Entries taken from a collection
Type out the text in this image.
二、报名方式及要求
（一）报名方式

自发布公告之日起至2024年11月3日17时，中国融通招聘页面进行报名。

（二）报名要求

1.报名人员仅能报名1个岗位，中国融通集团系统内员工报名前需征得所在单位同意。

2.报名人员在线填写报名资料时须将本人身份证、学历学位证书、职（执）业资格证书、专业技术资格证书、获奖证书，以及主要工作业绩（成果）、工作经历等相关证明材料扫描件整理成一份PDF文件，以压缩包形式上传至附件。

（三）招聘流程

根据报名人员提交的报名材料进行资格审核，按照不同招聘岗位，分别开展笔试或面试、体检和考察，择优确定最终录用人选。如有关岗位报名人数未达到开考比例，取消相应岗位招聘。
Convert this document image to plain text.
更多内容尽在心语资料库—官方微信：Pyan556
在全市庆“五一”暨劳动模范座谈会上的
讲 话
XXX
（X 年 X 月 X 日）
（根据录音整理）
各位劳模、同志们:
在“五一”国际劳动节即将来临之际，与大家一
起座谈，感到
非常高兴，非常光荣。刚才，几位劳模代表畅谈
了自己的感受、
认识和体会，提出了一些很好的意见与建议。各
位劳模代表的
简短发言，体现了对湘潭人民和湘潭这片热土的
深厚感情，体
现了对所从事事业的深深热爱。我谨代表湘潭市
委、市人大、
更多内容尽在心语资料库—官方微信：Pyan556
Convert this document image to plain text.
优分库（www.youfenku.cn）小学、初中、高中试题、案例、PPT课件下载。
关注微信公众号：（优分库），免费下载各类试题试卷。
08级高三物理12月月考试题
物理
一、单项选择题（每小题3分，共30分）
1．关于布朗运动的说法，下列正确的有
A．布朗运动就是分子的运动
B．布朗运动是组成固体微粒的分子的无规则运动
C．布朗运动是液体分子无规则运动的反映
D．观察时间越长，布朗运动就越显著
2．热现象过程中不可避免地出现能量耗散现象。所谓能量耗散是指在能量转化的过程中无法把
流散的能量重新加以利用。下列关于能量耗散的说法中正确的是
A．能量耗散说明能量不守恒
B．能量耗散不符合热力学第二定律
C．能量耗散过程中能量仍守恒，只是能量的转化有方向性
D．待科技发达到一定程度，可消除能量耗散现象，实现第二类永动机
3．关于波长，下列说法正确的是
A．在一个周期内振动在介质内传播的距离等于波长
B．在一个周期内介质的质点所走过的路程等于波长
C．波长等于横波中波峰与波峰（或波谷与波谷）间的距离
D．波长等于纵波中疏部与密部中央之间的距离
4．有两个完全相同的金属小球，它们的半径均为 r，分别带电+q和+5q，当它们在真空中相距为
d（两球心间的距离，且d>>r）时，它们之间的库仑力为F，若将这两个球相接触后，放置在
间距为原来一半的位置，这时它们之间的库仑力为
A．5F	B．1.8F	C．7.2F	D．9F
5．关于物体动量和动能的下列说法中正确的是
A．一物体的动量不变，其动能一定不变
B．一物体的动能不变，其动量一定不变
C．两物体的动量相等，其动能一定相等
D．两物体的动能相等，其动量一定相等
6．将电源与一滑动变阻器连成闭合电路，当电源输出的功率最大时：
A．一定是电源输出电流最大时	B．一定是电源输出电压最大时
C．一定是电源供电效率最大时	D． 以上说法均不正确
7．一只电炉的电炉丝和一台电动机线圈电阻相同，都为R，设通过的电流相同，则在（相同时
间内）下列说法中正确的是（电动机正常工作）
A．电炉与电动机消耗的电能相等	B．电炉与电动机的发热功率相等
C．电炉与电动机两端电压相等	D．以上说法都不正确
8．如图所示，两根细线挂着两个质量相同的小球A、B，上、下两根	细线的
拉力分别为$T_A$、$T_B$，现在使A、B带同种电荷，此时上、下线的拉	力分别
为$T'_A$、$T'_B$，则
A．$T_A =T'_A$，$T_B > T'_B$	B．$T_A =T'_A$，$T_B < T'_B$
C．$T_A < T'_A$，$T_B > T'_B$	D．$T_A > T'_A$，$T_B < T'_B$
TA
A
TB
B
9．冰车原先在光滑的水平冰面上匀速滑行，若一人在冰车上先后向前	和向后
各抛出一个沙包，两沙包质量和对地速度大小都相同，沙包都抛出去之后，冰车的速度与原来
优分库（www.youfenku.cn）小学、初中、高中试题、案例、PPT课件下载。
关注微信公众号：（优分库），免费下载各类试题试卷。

-- What is being asked --
Extract the full listing above without alteration.

-- The response --
Type out the text in this image.
二、报名方式及要求
（一）报名方式

自发布公告之日起至2024年11月3日17时，中国融通招聘页面进行报名。

（二）报名要求

1.报名人员仅能报名1个岗位，中国融通集团系统内员工报名前需征得所在单位同意。

2.报名人员在线填写报名资料时须将本人身份证、学历学位证书、职（执）业资格证书、专业技术资格证书、获奖证书，以及主要工作业绩（成果）、工作经历等相关证明材料扫描件整理成一份PDF文件，以压缩包形式上传至附件。

（三）招聘流程

根据报名人员提交的报名材料进行资格审核，按照不同招聘岗位，分别开展笔试或面试、体检和考察，择优确定最终录用人选。如有关岗位报名人数未达到开考比例，取消相应岗位招聘。
Convert this document image to plain text.
更多内容尽在心语资料库—官方微信：Pyan556
在全市庆“五一”暨劳动模范座谈会上的
讲 话
XXX
（X 年 X 月 X 日）
（根据录音整理）
各位劳模、同志们:
在“五一”国际劳动节即将来临之际，与大家一
起座谈，感到
非常高兴，非常光荣。刚才，几位劳模代表畅谈
了自己的感受、
认识和体会，提出了一些很好的意见与建议。各
位劳模代表的
简短发言，体现了对湘潭人民和湘潭这片热土的
深厚感情，体
现了对所从事事业的深深热爱。我谨代表湘潭市
委、市人大、
更多内容尽在心语资料库—官方微信：Pyan556
Convert this document image to plain text.
优分库（www.youfenku.cn）小学、初中、高中试题、案例、PPT课件下载。
关注微信公众号：（优分库），免费下载各类试题试卷。
08级高三物理12月月考试题
物理
一、单项选择题（每小题3分，共30分）
1．关于布朗运动的说法，下列正确的有
A．布朗运动就是分子的运动
B．布朗运动是组成固体微粒的分子的无规则运动
C．布朗运动是液体分子无规则运动的反映
D．观察时间越长，布朗运动就越显著
2．热现象过程中不可避免地出现能量耗散现象。所谓能量耗散是指在能量转化的过程中无法把
流散的能量重新加以利用。下列关于能量耗散的说法中正确的是
A．能量耗散说明能量不守恒
B．能量耗散不符合热力学第二定律
C．能量耗散过程中能量仍守恒，只是能量的转化有方向性
D．待科技发达到一定程度，可消除能量耗散现象，实现第二类永动机
3．关于波长，下列说法正确的是
A．在一个周期内振动在介质内传播的距离等于波长
B．在一个周期内介质的质点所走过的路程等于波长
C．波长等于横波中波峰与波峰（或波谷与波谷）间的距离
D．波长等于纵波中疏部与密部中央之间的距离
4．有两个完全相同的金属小球，它们的半径均为 r，分别带电+q和+5q，当它们在真空中相距为
d（两球心间的距离，且d>>r）时，它们之间的库仑力为F，若将这两个球相接触后，放置在
间距为原来一半的位置，这时它们之间的库仑力为
A．5F	B．1.8F	C．7.2F	D．9F
5．关于物体动量和动能的下列说法中正确的是
A．一物体的动量不变，其动能一定不变
B．一物体的动能不变，其动量一定不变
C．两物体的动量相等，其动能一定相等
D．两物体的动能相等，其动量一定相等
6．将电源与一滑动变阻器连成闭合电路，当电源输出的功率最大时：
A．一定是电源输出电流最大时	B．一定是电源输出电压最大时
C．一定是电源供电效率最大时	D． 以上说法均不正确
7．一只电炉的电炉丝和一台电动机线圈电阻相同，都为R，设通过的电流相同，则在（相同时
间内）下列说法中正确的是（电动机正常工作）
A．电炉与电动机消耗的电能相等	B．电炉与电动机的发热功率相等
C．电炉与电动机两端电压相等	D．以上说法都不正确
8．如图所示，两根细线挂着两个质量相同的小球A、B，上、下两根	细线的
拉力分别为$T_A$、$T_B$，现在使A、B带同种电荷，此时上、下线的拉	力分别
为$T'_A$、$T'_B$，则
A．$T_A =T'_A$，$T_B > T'_B$	B．$T_A =T'_A$，$T_B < T'_B$
C．$T_A < T'_A$，$T_B > T'_B$	D．$T_A > T'_A$，$T_B < T'_B$
TA
A
TB
B
9．冰车原先在光滑的水平冰面上匀速滑行，若一人在冰车上先后向前	和向后
各抛出一个沙包，两沙包质量和对地速度大小都相同，沙包都抛出去之后，冰车的速度与原来
优分库（www.youfenku.cn）小学、初中、高中试题、案例、PPT课件下载。
关注微信公众号：（优分库），免费下载各类试题试卷。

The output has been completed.